— Start Dataset records —

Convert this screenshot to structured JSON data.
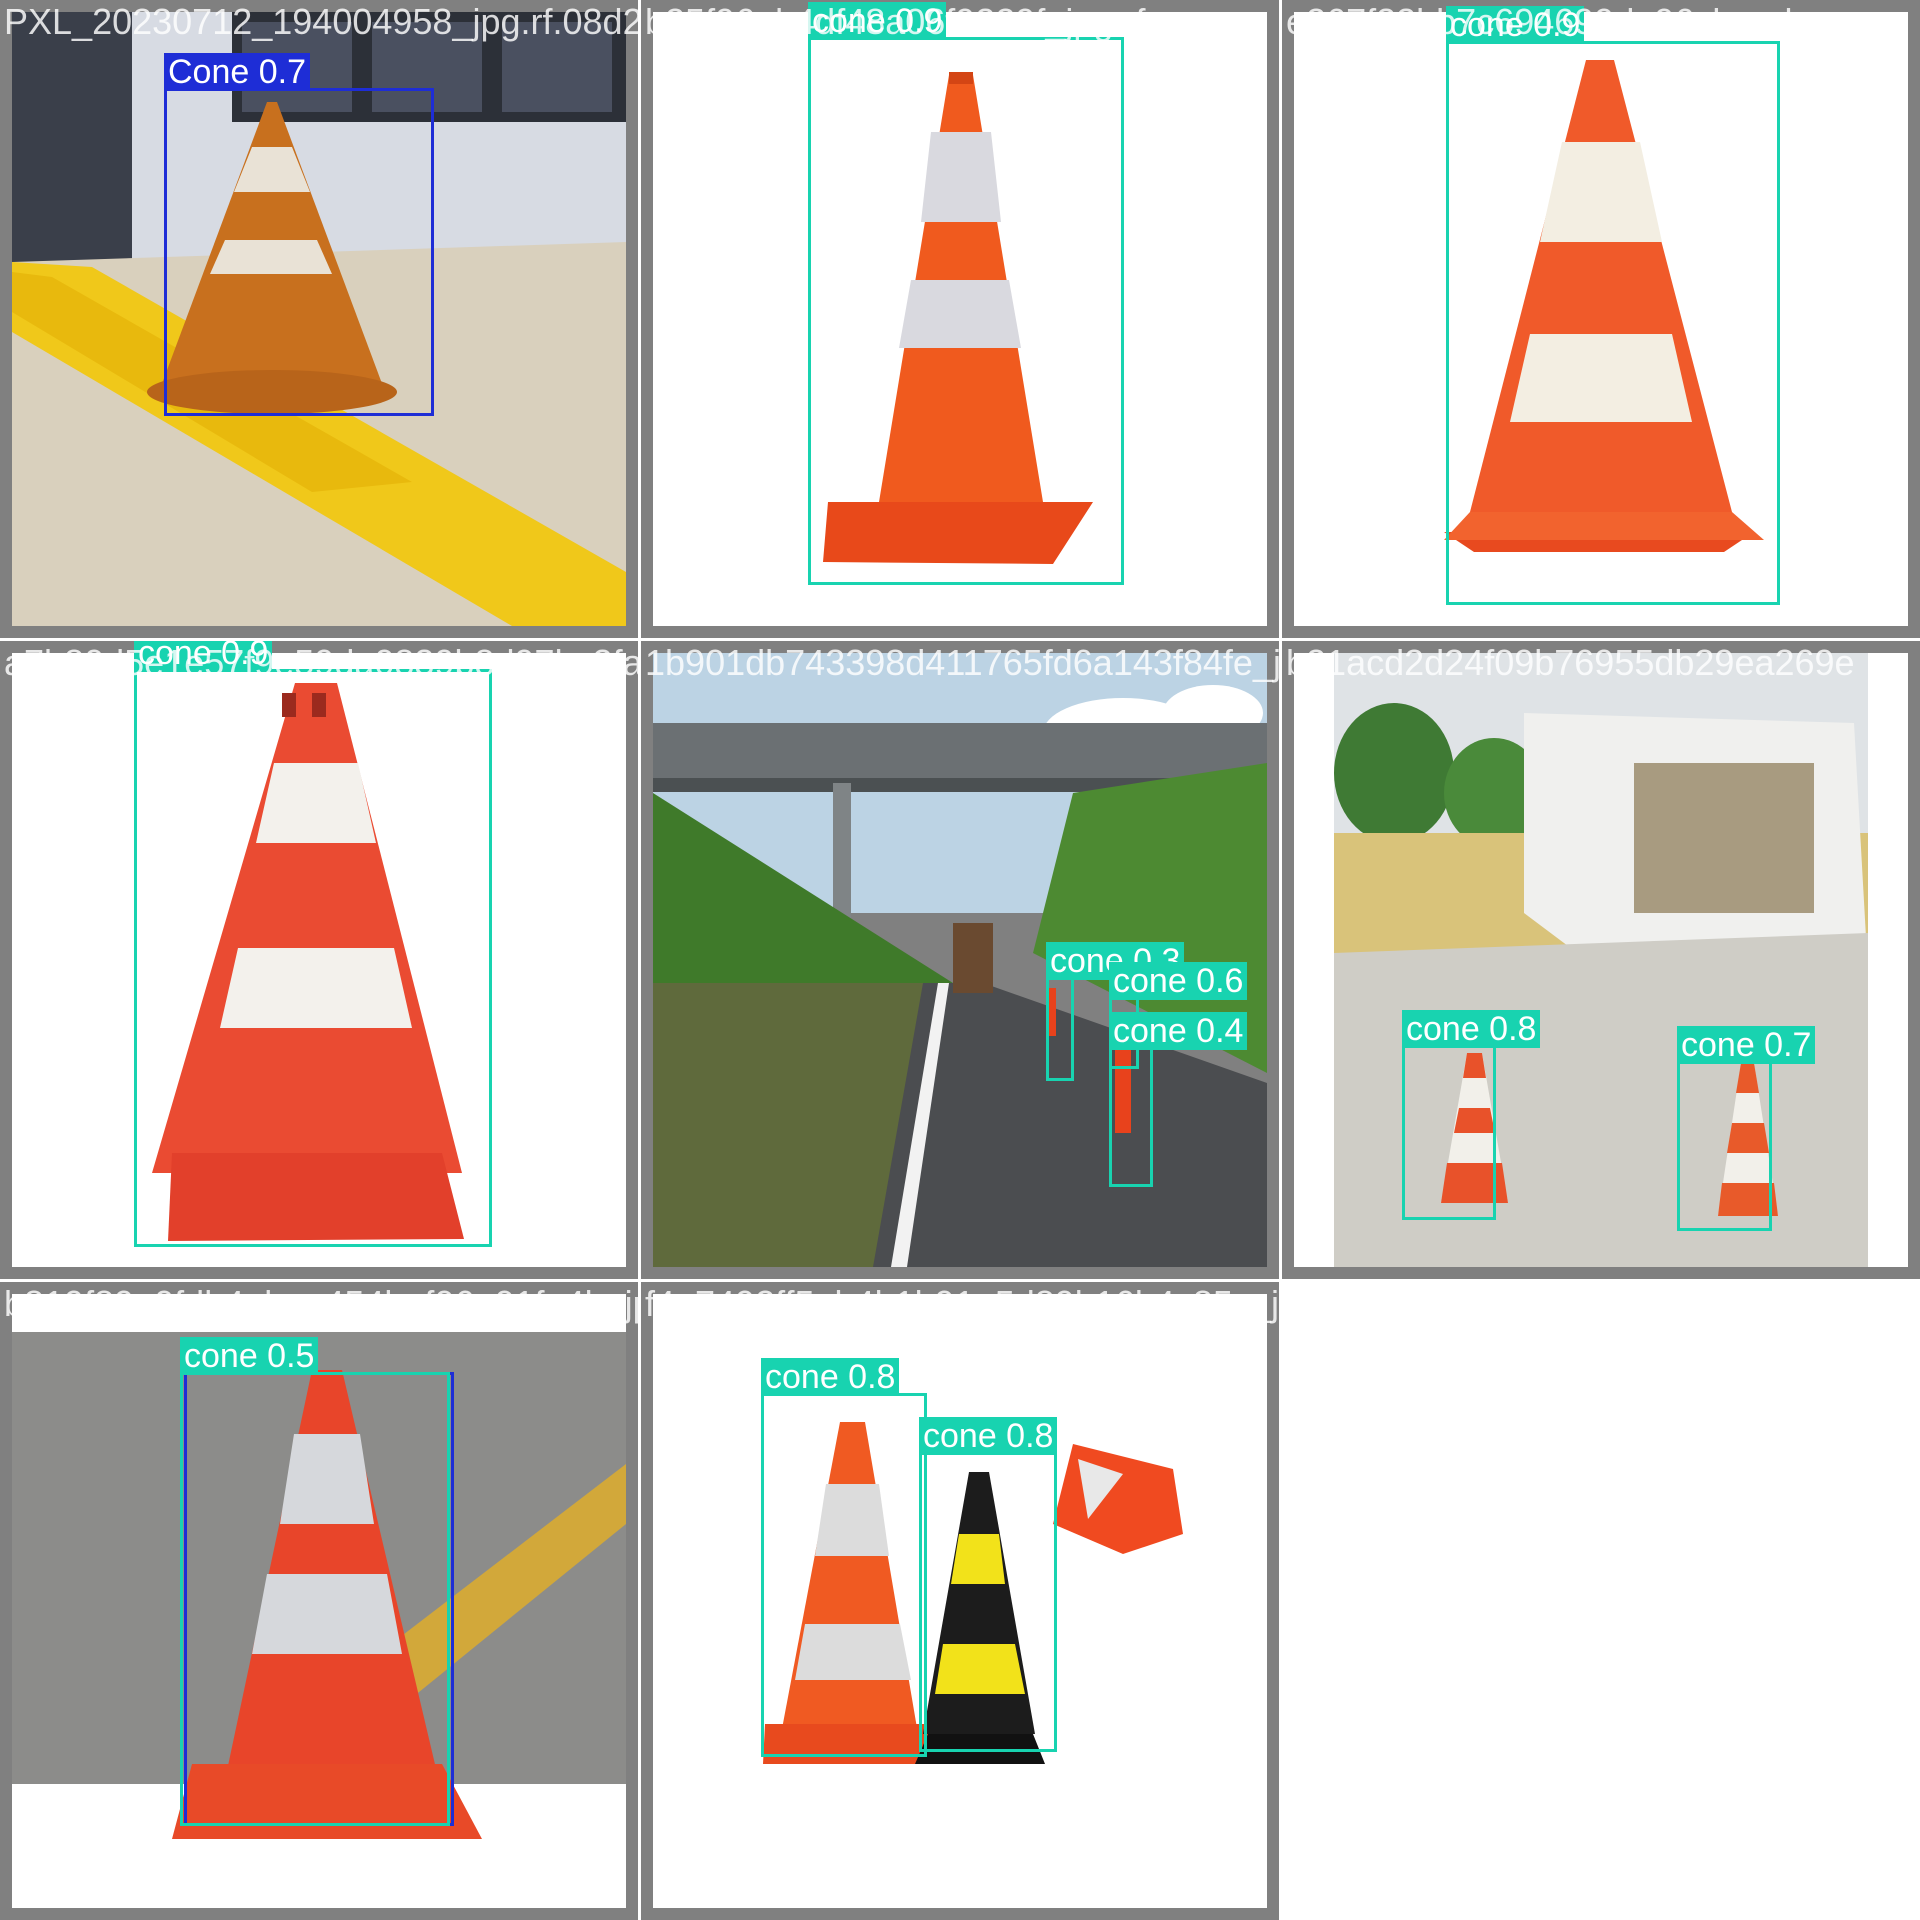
{
  "colors": {
    "cone_box": "#18d3b0",
    "Cone_box": "#1e2dd6",
    "tile_border": "#808080"
  },
  "tiles": [
    {
      "filename": "PXL_20230712_194004958_jpg.rf.08d25fc9683c",
      "detections": [
        {
          "label": "Cone 0.7"
        }
      ]
    },
    {
      "filename": "b25f96ab4df48a06f9329f_jpg.rf.",
      "detections": [
        {
          "label": "cone 0.9"
        }
      ]
    },
    {
      "filename": "e267f33bb7c694699de96cbaad",
      "detections": [
        {
          "label": "cone 0.9"
        }
      ]
    },
    {
      "filename": "a7b80d5e1e57f9e59da0839b8d97bc3fa_jpg.rf.",
      "detections": [
        {
          "label": "cone 0.9"
        }
      ]
    },
    {
      "filename": "1b901db743398d411765fd6a143f84fe_jpg.rf.",
      "detections": [
        {
          "label": "cone 0.3"
        },
        {
          "label": "cone 0.6"
        },
        {
          "label": "cone 0.4"
        }
      ]
    },
    {
      "filename": "b21acd2d24f09b76955db29ea269e",
      "detections": [
        {
          "label": "cone 0.8"
        },
        {
          "label": "cone 0.7"
        }
      ]
    },
    {
      "filename": "b819f89e0fdb4abaa454bef06a01fa4b_jpg.rf.",
      "detections": [
        {
          "label": "cone 0.5"
        }
      ]
    },
    {
      "filename": "f4e7492ff5ab4b1b91a5d89b16b4c85c_jpg.rf.",
      "detections": [
        {
          "label": "cone 0.8"
        },
        {
          "label": "cone 0.8"
        }
      ]
    }
  ]
}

— End Dataset records —

## Requirements
The data above needs to be retyped exactly, with the images left out.

## Written response
Convert this screenshot to structured JSON data.
{
  "colors": {
    "cone_box": "#18d3b0",
    "Cone_box": "#1e2dd6",
    "tile_border": "#808080"
  },
  "tiles": [
    {
      "filename": "PXL_20230712_194004958_jpg.rf.08d25fc9683c",
      "detections": [
        {
          "label": "Cone 0.7"
        }
      ]
    },
    {
      "filename": "b25f96ab4df48a06f9329f_jpg.rf.",
      "detections": [
        {
          "label": "cone 0.9"
        }
      ]
    },
    {
      "filename": "e267f33bb7c694699de96cbaad",
      "detections": [
        {
          "label": "cone 0.9"
        }
      ]
    },
    {
      "filename": "a7b80d5e1e57f9e59da0839b8d97bc3fa_jpg.rf.",
      "detections": [
        {
          "label": "cone 0.9"
        }
      ]
    },
    {
      "filename": "1b901db743398d411765fd6a143f84fe_jpg.rf.",
      "detections": [
        {
          "label": "cone 0.3"
        },
        {
          "label": "cone 0.6"
        },
        {
          "label": "cone 0.4"
        }
      ]
    },
    {
      "filename": "b21acd2d24f09b76955db29ea269e",
      "detections": [
        {
          "label": "cone 0.8"
        },
        {
          "label": "cone 0.7"
        }
      ]
    },
    {
      "filename": "b819f89e0fdb4abaa454bef06a01fa4b_jpg.rf.",
      "detections": [
        {
          "label": "cone 0.5"
        }
      ]
    },
    {
      "filename": "f4e7492ff5ab4b1b91a5d89b16b4c85c_jpg.rf.",
      "detections": [
        {
          "label": "cone 0.8"
        },
        {
          "label": "cone 0.8"
        }
      ]
    }
  ]
}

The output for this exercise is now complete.